[STATED TASK]
Using the material that follows, identify and copy each line with the string "marker".

╔══

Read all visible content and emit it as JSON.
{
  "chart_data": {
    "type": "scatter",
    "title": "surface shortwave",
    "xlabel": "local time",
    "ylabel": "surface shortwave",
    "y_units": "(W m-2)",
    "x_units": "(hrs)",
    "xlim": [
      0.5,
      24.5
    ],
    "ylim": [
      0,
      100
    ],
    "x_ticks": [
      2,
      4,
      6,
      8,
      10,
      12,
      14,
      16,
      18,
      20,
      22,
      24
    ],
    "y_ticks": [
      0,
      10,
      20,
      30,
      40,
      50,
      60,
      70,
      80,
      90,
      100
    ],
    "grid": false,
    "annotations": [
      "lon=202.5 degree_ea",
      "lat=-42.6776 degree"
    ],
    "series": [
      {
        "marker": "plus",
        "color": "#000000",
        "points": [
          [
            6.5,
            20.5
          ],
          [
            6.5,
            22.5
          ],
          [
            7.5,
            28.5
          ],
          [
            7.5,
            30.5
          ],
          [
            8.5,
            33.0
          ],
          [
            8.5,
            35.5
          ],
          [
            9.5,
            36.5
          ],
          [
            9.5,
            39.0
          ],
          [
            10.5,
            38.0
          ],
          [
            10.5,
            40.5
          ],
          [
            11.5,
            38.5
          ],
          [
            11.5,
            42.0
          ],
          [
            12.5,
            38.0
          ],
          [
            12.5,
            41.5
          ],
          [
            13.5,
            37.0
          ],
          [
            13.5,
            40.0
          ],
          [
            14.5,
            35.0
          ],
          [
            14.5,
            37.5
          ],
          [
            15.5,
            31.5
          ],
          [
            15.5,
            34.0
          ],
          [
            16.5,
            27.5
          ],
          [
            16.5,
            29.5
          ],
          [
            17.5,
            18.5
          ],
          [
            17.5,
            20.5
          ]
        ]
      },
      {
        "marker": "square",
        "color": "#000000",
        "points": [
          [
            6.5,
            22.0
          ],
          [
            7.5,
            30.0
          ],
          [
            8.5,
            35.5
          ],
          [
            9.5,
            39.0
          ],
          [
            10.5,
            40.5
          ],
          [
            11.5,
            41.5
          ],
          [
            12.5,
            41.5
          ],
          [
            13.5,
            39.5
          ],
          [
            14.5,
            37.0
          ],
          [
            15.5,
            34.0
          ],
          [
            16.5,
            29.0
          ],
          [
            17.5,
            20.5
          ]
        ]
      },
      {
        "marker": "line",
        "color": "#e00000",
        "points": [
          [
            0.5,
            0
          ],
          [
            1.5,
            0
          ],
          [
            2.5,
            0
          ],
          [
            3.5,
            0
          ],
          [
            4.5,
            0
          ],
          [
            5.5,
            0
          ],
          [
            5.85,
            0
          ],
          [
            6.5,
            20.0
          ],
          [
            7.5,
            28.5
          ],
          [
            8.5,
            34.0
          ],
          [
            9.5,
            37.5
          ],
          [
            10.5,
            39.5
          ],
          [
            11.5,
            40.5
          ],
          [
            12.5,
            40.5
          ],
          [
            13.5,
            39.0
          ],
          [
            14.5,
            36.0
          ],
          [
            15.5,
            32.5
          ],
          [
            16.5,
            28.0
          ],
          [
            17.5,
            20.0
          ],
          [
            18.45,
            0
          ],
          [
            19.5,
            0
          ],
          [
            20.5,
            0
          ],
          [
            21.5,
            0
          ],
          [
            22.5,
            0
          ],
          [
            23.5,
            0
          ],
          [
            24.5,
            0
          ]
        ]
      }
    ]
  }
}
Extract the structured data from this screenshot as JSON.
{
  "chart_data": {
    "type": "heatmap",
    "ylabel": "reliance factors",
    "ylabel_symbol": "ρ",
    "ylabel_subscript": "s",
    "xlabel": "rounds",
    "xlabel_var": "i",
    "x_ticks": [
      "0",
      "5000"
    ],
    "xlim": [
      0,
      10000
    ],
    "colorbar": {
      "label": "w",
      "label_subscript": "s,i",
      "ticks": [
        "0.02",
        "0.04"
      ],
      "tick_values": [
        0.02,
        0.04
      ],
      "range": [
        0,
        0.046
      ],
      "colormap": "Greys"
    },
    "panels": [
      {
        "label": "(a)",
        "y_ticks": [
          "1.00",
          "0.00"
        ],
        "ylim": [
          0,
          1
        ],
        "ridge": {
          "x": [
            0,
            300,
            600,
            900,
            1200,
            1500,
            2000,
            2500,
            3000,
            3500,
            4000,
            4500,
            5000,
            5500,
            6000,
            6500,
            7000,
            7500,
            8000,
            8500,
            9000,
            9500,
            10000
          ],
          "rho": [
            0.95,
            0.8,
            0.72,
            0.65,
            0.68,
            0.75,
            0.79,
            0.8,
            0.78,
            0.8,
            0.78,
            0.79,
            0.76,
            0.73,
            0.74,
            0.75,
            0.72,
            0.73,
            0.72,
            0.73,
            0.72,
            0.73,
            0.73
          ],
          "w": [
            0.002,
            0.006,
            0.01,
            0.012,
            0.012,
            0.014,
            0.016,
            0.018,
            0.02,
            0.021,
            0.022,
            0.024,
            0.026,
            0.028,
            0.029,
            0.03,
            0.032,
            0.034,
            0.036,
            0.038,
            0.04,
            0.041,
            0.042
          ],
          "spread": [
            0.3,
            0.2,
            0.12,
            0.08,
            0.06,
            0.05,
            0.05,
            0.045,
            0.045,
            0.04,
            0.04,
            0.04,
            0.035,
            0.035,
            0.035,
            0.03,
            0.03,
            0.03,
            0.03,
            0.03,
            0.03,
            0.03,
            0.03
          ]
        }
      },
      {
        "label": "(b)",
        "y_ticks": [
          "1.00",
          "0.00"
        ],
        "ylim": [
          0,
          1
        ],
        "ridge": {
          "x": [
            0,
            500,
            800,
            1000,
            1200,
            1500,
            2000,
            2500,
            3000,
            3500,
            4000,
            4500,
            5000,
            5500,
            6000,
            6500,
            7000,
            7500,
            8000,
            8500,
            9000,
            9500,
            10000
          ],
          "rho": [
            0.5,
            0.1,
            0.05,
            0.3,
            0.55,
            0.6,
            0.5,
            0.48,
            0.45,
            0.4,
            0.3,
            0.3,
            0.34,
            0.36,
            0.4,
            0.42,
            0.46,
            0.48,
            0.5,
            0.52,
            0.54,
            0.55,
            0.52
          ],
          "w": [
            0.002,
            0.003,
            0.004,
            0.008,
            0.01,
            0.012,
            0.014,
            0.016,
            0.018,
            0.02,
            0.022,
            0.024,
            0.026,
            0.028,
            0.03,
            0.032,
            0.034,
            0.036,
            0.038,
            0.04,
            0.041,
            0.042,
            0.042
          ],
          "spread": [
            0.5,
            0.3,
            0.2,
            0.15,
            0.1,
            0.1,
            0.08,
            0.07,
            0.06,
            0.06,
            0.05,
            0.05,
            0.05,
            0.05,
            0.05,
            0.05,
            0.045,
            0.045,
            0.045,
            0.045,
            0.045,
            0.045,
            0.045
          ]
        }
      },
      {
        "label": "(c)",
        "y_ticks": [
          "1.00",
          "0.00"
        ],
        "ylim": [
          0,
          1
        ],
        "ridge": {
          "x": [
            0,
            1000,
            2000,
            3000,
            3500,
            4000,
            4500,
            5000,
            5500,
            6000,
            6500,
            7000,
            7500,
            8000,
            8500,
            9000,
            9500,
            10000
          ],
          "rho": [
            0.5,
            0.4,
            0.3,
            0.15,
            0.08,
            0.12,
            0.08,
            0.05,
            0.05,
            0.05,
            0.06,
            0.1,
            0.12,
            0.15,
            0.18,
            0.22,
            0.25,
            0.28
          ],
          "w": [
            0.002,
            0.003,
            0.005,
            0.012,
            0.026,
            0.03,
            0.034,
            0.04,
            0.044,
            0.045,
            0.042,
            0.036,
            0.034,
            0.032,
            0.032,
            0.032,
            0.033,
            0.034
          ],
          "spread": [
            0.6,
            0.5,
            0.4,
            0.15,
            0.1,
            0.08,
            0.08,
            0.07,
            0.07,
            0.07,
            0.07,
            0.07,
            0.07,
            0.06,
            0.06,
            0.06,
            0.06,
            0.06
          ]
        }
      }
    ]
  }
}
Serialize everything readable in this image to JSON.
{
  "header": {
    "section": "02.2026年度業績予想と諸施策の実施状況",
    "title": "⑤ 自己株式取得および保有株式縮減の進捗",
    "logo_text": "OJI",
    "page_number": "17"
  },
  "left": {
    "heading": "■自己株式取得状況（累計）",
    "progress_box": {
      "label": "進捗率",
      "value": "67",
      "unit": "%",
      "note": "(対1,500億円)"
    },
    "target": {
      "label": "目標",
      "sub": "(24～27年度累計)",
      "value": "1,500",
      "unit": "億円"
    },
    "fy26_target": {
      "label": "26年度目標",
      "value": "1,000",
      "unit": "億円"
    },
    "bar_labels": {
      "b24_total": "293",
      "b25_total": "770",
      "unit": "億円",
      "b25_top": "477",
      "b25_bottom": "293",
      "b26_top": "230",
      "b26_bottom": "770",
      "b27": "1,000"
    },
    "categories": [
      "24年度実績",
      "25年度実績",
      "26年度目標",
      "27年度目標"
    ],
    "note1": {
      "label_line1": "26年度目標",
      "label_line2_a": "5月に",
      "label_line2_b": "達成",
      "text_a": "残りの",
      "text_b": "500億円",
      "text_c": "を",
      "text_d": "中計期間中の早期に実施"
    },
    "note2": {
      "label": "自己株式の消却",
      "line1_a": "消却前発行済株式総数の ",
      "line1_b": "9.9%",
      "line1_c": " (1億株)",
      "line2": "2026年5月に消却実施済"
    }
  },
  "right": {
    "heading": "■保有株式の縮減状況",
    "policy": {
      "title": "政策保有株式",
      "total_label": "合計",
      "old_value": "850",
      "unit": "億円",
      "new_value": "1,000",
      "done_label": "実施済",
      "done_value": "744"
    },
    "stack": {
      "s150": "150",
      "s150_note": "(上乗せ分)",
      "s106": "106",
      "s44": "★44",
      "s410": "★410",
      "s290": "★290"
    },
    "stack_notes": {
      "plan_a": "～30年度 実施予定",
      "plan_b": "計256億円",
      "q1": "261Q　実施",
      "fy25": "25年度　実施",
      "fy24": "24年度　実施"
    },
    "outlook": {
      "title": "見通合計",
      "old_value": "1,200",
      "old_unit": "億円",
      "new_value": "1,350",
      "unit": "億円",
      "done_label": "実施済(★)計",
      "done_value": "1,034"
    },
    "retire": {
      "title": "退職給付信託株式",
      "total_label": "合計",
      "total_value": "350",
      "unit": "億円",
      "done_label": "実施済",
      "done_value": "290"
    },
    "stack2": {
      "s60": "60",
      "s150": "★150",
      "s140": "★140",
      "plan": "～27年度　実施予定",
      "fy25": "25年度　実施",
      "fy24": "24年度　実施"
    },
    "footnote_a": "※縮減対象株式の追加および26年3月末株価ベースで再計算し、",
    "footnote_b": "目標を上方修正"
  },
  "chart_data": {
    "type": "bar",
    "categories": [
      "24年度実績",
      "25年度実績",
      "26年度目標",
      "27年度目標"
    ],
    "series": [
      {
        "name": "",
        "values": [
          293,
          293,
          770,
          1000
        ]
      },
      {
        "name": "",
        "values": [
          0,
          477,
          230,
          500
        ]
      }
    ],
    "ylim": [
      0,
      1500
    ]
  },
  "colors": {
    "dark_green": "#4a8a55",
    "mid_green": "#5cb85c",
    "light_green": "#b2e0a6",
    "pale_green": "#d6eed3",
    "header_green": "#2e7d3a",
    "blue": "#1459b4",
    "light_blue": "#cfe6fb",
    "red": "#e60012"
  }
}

╚══

[ANSWER TO THE PROBLEM]
        "marker": "plus",
        "marker": "square",
        "marker": "line",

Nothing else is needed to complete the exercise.